Work to do :: Skip every picture, then write out exactly the lines of the listing below from the line that contains "Read all visible text" through the final line.

───── Rows ─────

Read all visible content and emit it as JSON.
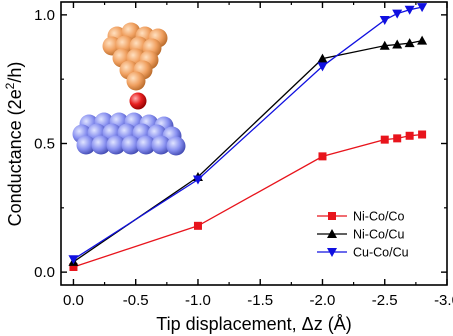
{
  "chart_data": {
    "type": "line",
    "xlabel": "Tip displacement, Δz (Å)",
    "ylabel": "Conductance (2e²/h)",
    "ylabel_base": "Conductance (2e",
    "ylabel_sup": "2",
    "ylabel_tail": "/h)",
    "xlim": [
      0.1,
      -3.0
    ],
    "ylim": [
      -0.05,
      1.05
    ],
    "x_ticks": [
      0.0,
      -0.5,
      -1.0,
      -1.5,
      -2.0,
      -2.5,
      -3.0
    ],
    "x_tick_labels": [
      "0.0",
      "-0.5",
      "-1.0",
      "-1.5",
      "-2.0",
      "-2.5",
      "-3.0"
    ],
    "y_ticks": [
      0.0,
      0.5,
      1.0
    ],
    "y_tick_labels": [
      "0.0",
      "0.5",
      "1.0"
    ],
    "legend_position": "lower-right",
    "series": [
      {
        "name": "Ni-Co/Co",
        "color": "#e8141c",
        "marker": "square",
        "x": [
          0.0,
          -1.0,
          -2.0,
          -2.5,
          -2.6,
          -2.7,
          -2.8
        ],
        "y": [
          0.02,
          0.18,
          0.45,
          0.515,
          0.52,
          0.53,
          0.535
        ]
      },
      {
        "name": "Ni-Co/Cu",
        "color": "#000000",
        "marker": "triangle-up",
        "x": [
          0.0,
          -1.0,
          -2.0,
          -2.5,
          -2.6,
          -2.7,
          -2.8
        ],
        "y": [
          0.04,
          0.37,
          0.83,
          0.88,
          0.885,
          0.89,
          0.9
        ]
      },
      {
        "name": "Cu-Co/Cu",
        "color": "#1010e0",
        "marker": "triangle-down",
        "x": [
          0.0,
          -1.0,
          -2.0,
          -2.5,
          -2.6,
          -2.7,
          -2.8
        ],
        "y": [
          0.05,
          0.36,
          0.8,
          0.98,
          1.005,
          1.02,
          1.03
        ]
      }
    ]
  },
  "illustration": {
    "tip_atom_color": "#f0a060",
    "adatom_color": "#e82020",
    "surface_atom_color": "#8890f0"
  }
}
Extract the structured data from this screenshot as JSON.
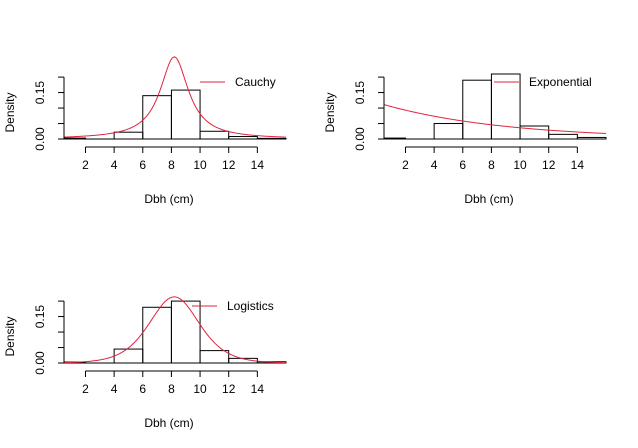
{
  "chart_data": [
    {
      "type": "bar",
      "id": "cauchy",
      "xlabel": "Dbh (cm)",
      "ylabel": "Density",
      "xlim": [
        0.5,
        16
      ],
      "ylim": [
        0,
        0.21
      ],
      "x_ticks": [
        2,
        4,
        6,
        8,
        10,
        12,
        14
      ],
      "y_ticks": [
        0.0,
        0.05,
        0.1,
        0.15,
        0.2
      ],
      "y_tick_labels": [
        {
          "value": 0.0,
          "label": "0.00"
        },
        {
          "value": 0.15,
          "label": "0.15"
        }
      ],
      "bin_edges": [
        0,
        2,
        4,
        6,
        8,
        10,
        12,
        14,
        16
      ],
      "values": [
        0.003,
        0.0,
        0.022,
        0.14,
        0.158,
        0.025,
        0.008,
        0.002
      ],
      "curve": {
        "name": "Cauchy",
        "family": "cauchy",
        "location": 8.2,
        "scale": 1.2,
        "color": "#e0233c"
      },
      "legend": {
        "position": "top-right",
        "entries": [
          "Cauchy"
        ]
      }
    },
    {
      "type": "bar",
      "id": "exponential",
      "xlabel": "Dbh (cm)",
      "ylabel": "Density",
      "xlim": [
        0.5,
        16
      ],
      "ylim": [
        0,
        0.21
      ],
      "x_ticks": [
        2,
        4,
        6,
        8,
        10,
        12,
        14
      ],
      "y_ticks": [
        0.0,
        0.05,
        0.1,
        0.15,
        0.2
      ],
      "y_tick_labels": [
        {
          "value": 0.0,
          "label": "0.00"
        },
        {
          "value": 0.15,
          "label": "0.15"
        }
      ],
      "bin_edges": [
        0,
        2,
        4,
        6,
        8,
        10,
        12,
        14,
        16
      ],
      "values": [
        0.003,
        0.0,
        0.05,
        0.19,
        0.21,
        0.042,
        0.015,
        0.005
      ],
      "curve": {
        "name": "Exponential",
        "family": "exponential",
        "rate": 0.118,
        "color": "#e0233c"
      },
      "legend": {
        "position": "top-right",
        "entries": [
          "Exponential"
        ]
      }
    },
    {
      "type": "bar",
      "id": "logistics",
      "xlabel": "Dbh (cm)",
      "ylabel": "Density",
      "xlim": [
        0.5,
        16
      ],
      "ylim": [
        0,
        0.21
      ],
      "x_ticks": [
        2,
        4,
        6,
        8,
        10,
        12,
        14
      ],
      "y_ticks": [
        0.0,
        0.05,
        0.1,
        0.15,
        0.2
      ],
      "y_tick_labels": [
        {
          "value": 0.0,
          "label": "0.00"
        },
        {
          "value": 0.15,
          "label": "0.15"
        }
      ],
      "bin_edges": [
        0,
        2,
        4,
        6,
        8,
        10,
        12,
        14,
        16
      ],
      "values": [
        0.003,
        0.0,
        0.045,
        0.18,
        0.2,
        0.04,
        0.015,
        0.004
      ],
      "curve": {
        "name": "Logistics",
        "family": "logistic",
        "location": 8.2,
        "scale": 1.17,
        "color": "#e0233c"
      },
      "legend": {
        "position": "top-right",
        "entries": [
          "Logistics"
        ]
      }
    }
  ]
}
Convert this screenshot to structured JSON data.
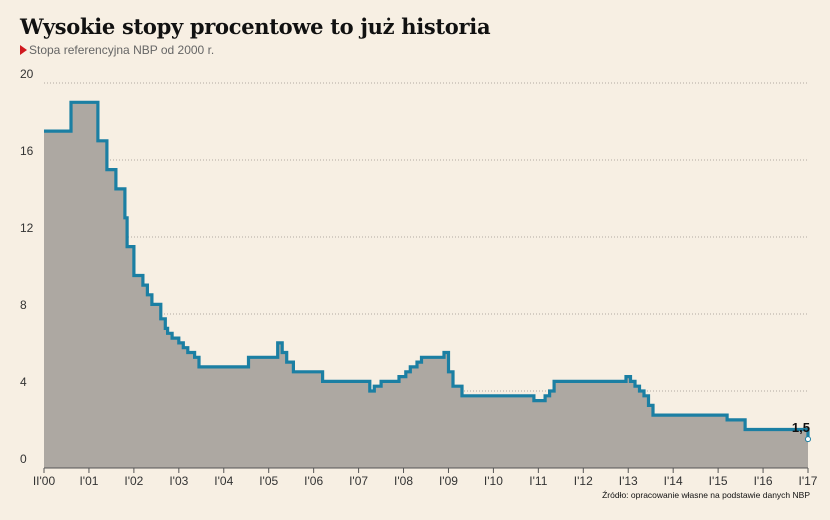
{
  "chart_data": {
    "type": "area",
    "title": "Wysokie stopy procentowe to już historia",
    "subtitle": "Stopa referencyjna NBP od 2000 r.",
    "source": "Źródło: opracowanie własne na podstawie danych NBP",
    "ylim": [
      0,
      20
    ],
    "yticks": [
      "0",
      "4",
      "8",
      "12",
      "16",
      "20"
    ],
    "xlim": [
      2000,
      2017
    ],
    "xticks": [
      "II'00",
      "I'01",
      "I'02",
      "I'03",
      "I'04",
      "I'05",
      "I'06",
      "I'07",
      "I'08",
      "I'09",
      "I'10",
      "I'11",
      "I'12",
      "I'13",
      "I'14",
      "I'15",
      "I'16",
      "I'17"
    ],
    "last_value_label": "1,5",
    "grid": true,
    "colors": {
      "line": "#1b7fa3",
      "fill": "#ada8a2",
      "grid": "#9a948c",
      "background": "#f7efe3"
    },
    "series": [
      {
        "x": [
          2000.0,
          2000.6,
          2001.2,
          2001.4,
          2001.6,
          2001.8,
          2001.85,
          2002.0,
          2002.2,
          2002.3,
          2002.4,
          2002.6,
          2002.7,
          2002.75,
          2002.85,
          2003.0,
          2003.1,
          2003.2,
          2003.35,
          2003.45,
          2004.5,
          2004.55,
          2005.2,
          2005.3,
          2005.4,
          2005.55,
          2006.2,
          2007.25,
          2007.35,
          2007.5,
          2007.9,
          2008.05,
          2008.15,
          2008.3,
          2008.4,
          2008.9,
          2009.0,
          2009.1,
          2009.3,
          2010.9,
          2011.15,
          2011.25,
          2011.35,
          2012.4,
          2012.95,
          2013.05,
          2013.15,
          2013.25,
          2013.35,
          2013.45,
          2013.55,
          2015.2,
          2015.6,
          2017.0
        ],
        "y": [
          17.5,
          19.0,
          17.0,
          15.5,
          14.5,
          13.0,
          11.5,
          10.0,
          9.5,
          9.0,
          8.5,
          7.75,
          7.25,
          7.0,
          6.75,
          6.5,
          6.25,
          6.0,
          5.75,
          5.25,
          5.25,
          5.75,
          6.5,
          6.0,
          5.5,
          5.0,
          4.5,
          4.0,
          4.25,
          4.5,
          4.75,
          5.0,
          5.25,
          5.5,
          5.75,
          6.0,
          5.0,
          4.25,
          3.75,
          3.5,
          3.75,
          4.0,
          4.5,
          4.5,
          4.75,
          4.5,
          4.25,
          4.0,
          3.75,
          3.25,
          2.75,
          2.5,
          2.0,
          1.5
        ]
      }
    ]
  }
}
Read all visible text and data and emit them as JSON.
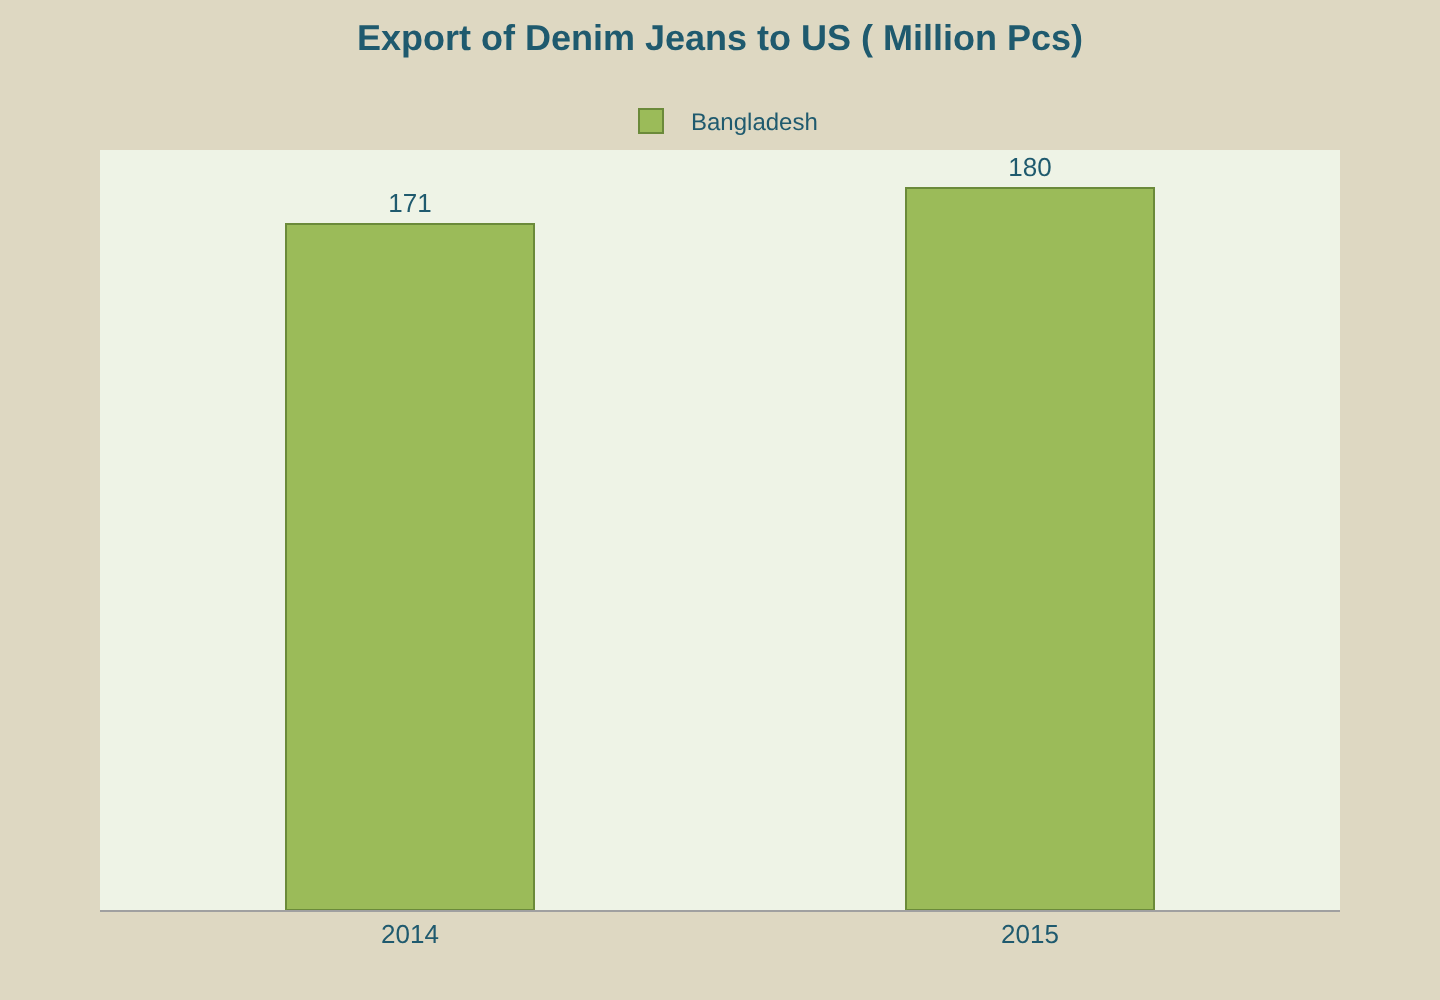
{
  "chart_data": {
    "type": "bar",
    "title": "Export of Denim Jeans to US ( Million Pcs)",
    "categories": [
      "2014",
      "2015"
    ],
    "series": [
      {
        "name": "Bangladesh",
        "color": "#9bbb59",
        "values": [
          171,
          180
        ]
      }
    ],
    "data_labels": true,
    "legend": "top",
    "grid": false,
    "tick_labels": "x"
  }
}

─────

Complete output ::
Read all visible text and data and emit them as JSON.
{
  "chart_data": {
    "type": "bar",
    "title": "Export of Denim Jeans to US ( Million Pcs)",
    "categories": [
      "2014",
      "2015"
    ],
    "series": [
      {
        "name": "Bangladesh",
        "color": "#9bbb59",
        "values": [
          171,
          180
        ]
      }
    ],
    "data_labels": true,
    "legend": "top",
    "grid": false,
    "tick_labels": "x"
  }
}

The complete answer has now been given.